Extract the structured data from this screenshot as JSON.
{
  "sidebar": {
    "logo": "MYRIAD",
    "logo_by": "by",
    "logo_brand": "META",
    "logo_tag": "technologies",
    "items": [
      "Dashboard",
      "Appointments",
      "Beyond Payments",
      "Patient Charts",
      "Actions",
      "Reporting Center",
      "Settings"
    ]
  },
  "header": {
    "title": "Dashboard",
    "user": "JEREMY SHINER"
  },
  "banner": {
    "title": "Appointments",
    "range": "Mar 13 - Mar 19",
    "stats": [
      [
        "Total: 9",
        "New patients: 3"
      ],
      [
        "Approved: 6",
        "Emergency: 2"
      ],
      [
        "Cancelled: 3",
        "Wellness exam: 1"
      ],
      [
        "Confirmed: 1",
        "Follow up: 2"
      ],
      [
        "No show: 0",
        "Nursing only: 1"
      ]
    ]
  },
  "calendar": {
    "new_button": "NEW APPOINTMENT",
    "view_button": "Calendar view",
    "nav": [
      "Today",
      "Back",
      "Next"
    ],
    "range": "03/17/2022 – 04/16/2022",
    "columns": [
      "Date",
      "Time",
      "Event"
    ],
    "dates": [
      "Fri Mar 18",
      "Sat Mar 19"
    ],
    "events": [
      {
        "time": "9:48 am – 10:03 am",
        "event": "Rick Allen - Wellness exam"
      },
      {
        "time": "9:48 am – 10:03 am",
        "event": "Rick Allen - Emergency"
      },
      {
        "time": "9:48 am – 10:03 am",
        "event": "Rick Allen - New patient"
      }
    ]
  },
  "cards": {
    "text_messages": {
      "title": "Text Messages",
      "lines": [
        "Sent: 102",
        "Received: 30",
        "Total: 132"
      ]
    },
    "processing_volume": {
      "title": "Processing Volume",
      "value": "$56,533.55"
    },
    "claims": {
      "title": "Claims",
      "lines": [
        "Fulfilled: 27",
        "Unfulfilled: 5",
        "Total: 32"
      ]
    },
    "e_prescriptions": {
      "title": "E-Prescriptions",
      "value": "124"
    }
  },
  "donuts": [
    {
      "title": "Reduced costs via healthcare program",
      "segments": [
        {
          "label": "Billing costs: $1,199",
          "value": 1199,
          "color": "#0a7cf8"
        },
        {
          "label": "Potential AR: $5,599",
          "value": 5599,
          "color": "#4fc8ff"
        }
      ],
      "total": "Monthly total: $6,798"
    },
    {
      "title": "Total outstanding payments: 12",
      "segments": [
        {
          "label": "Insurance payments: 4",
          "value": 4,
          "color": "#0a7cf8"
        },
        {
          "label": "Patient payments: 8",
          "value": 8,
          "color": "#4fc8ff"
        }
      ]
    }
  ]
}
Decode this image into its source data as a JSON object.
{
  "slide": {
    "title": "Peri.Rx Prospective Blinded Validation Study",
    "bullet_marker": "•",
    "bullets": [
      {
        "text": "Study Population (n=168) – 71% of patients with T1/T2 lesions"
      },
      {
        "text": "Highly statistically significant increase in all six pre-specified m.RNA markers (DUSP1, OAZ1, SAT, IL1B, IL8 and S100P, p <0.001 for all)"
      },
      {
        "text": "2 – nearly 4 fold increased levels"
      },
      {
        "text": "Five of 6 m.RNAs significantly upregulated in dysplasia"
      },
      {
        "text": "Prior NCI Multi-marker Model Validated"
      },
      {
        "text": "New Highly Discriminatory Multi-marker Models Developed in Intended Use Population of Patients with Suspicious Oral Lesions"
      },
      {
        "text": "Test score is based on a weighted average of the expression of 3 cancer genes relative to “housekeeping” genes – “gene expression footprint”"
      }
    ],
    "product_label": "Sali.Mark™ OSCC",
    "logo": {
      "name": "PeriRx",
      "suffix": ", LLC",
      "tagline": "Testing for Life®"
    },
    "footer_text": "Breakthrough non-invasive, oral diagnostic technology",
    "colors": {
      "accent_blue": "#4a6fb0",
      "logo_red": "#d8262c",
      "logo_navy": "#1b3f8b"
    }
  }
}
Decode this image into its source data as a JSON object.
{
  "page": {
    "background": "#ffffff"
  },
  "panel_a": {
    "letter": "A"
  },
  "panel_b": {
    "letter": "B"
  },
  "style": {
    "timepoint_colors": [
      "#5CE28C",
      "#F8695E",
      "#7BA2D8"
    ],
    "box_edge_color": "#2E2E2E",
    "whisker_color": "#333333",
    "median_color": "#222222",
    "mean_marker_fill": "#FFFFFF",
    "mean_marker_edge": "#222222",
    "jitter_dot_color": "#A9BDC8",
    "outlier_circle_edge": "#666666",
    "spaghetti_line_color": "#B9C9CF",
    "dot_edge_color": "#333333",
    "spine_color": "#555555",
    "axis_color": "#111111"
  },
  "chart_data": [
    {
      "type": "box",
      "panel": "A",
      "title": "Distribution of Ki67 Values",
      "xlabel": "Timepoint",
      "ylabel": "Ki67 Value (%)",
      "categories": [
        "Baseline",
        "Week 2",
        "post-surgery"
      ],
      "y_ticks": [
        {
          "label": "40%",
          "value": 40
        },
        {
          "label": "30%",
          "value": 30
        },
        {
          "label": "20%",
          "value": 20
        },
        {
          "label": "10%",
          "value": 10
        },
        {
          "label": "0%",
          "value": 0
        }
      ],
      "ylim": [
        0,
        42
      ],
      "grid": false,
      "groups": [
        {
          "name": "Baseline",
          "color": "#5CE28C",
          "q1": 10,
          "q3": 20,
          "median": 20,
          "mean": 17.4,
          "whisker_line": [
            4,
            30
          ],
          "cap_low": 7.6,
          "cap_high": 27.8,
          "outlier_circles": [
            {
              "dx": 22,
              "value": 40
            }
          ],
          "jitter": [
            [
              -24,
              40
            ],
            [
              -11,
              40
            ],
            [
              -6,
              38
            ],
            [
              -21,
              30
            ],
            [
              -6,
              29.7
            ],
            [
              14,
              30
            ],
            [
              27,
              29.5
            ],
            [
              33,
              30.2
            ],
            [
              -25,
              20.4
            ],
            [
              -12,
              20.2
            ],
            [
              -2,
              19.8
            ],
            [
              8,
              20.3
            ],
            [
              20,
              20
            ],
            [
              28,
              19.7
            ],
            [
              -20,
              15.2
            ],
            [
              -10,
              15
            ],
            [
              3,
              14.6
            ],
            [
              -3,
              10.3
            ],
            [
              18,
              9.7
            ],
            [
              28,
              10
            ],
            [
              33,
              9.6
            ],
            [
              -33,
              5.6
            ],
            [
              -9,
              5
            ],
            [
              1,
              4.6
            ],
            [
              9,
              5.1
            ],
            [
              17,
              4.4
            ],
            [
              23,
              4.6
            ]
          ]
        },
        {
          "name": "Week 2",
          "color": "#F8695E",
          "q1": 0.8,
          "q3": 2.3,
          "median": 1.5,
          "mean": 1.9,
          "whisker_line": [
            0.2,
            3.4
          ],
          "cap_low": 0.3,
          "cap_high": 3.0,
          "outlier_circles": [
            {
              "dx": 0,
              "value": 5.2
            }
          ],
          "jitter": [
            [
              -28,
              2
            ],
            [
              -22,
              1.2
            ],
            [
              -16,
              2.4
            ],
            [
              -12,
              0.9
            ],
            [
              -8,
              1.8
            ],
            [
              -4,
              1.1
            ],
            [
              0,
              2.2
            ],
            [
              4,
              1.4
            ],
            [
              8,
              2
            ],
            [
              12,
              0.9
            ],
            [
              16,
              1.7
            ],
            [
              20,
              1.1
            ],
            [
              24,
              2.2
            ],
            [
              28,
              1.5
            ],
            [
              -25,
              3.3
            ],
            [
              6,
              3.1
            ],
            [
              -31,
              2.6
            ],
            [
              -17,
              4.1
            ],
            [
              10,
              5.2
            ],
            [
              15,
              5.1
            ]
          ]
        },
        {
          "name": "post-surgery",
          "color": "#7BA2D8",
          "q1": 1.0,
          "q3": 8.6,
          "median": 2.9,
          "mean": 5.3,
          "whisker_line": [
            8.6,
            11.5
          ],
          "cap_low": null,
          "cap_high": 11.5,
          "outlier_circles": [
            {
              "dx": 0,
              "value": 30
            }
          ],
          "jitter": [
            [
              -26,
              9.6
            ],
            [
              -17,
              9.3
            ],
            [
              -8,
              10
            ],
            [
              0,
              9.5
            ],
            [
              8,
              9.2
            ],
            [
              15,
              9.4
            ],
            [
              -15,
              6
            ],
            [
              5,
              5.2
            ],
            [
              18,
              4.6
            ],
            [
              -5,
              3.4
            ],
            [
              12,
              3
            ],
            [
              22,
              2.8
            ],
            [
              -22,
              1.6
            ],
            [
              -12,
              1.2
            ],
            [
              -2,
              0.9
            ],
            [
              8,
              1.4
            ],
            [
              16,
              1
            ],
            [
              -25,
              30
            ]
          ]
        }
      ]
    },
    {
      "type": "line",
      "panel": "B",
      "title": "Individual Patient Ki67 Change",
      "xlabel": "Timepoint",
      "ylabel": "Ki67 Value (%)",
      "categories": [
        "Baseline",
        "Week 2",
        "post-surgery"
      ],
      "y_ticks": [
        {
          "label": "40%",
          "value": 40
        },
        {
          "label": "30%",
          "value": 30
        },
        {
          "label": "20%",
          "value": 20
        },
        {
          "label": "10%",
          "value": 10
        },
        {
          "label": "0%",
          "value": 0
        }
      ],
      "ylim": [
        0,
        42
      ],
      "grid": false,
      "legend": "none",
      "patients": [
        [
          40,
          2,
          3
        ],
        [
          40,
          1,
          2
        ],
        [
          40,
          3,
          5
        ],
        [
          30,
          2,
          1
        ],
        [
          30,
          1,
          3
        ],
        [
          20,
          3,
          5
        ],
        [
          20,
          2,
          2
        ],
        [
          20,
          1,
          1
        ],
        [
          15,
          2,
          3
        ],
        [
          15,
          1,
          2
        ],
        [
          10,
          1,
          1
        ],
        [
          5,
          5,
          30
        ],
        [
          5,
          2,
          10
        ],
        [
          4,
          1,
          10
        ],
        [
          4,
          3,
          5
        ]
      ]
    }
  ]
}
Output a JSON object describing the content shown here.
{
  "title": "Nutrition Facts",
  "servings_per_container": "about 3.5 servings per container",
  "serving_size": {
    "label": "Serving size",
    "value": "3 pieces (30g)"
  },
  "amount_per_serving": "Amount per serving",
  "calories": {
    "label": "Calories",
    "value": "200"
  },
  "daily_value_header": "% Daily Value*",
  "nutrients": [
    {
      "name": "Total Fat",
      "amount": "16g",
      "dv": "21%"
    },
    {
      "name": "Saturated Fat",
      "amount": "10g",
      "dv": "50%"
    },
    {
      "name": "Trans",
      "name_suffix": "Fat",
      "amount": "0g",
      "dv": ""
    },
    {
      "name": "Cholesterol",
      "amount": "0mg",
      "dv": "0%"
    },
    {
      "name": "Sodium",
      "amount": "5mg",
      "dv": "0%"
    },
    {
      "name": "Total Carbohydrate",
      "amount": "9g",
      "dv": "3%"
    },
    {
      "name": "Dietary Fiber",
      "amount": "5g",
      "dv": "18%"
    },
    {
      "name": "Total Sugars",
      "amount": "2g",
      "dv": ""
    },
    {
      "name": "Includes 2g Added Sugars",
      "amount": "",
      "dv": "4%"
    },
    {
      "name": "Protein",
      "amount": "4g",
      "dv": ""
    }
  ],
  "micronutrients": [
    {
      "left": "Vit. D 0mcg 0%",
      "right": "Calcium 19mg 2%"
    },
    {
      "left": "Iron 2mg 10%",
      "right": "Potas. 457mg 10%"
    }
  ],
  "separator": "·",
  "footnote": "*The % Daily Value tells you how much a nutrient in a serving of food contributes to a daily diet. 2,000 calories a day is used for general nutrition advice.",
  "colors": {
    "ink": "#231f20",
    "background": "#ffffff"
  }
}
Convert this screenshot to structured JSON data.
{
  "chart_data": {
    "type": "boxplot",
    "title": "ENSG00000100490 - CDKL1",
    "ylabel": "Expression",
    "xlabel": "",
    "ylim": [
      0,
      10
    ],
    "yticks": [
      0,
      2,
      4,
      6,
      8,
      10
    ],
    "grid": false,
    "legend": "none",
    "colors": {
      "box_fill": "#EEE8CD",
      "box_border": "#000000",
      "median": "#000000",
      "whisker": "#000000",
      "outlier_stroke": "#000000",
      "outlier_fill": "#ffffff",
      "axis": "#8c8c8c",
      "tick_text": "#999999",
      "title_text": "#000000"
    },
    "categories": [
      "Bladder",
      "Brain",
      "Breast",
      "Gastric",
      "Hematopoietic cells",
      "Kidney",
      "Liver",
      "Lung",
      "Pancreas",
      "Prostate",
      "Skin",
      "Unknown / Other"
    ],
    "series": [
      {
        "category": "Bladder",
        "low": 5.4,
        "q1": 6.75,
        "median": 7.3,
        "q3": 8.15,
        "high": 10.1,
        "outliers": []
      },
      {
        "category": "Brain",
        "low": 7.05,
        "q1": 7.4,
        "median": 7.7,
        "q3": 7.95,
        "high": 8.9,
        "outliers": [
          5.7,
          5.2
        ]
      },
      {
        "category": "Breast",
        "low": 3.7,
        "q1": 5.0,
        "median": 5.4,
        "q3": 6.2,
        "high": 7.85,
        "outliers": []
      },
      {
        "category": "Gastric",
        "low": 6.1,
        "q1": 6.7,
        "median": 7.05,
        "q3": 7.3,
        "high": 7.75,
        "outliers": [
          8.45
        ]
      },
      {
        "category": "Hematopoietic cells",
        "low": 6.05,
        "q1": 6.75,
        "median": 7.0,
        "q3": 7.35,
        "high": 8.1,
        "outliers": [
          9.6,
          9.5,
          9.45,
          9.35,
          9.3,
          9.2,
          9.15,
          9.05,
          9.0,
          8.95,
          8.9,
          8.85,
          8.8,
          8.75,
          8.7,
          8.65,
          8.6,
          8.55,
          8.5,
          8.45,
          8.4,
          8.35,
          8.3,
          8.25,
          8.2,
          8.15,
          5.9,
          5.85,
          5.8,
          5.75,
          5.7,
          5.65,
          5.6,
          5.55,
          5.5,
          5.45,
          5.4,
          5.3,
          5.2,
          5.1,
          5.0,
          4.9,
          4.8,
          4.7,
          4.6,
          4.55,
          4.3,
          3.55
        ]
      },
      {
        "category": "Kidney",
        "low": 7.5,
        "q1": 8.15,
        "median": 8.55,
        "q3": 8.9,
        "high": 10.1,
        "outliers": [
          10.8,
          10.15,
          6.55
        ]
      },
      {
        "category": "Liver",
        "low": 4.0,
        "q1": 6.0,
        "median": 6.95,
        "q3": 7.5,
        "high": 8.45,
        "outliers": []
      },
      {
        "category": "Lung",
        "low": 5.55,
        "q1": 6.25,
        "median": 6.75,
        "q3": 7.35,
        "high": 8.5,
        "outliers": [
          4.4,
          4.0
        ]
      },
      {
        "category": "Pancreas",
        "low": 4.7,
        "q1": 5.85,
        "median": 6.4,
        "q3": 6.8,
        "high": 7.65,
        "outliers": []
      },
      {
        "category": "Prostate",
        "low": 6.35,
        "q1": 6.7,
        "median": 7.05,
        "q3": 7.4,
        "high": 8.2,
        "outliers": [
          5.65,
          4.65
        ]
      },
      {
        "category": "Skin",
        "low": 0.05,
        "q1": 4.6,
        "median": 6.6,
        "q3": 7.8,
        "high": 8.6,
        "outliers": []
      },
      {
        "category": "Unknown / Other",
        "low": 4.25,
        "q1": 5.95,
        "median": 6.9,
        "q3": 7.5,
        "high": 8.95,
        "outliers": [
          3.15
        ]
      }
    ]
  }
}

....

[WORK ORDER] Show every line of the entries above where the word "right" occurs.

[FINAL ANSWER]
      "right": "Calcium 19mg 2%"
      "right": "Potas. 457mg 10%"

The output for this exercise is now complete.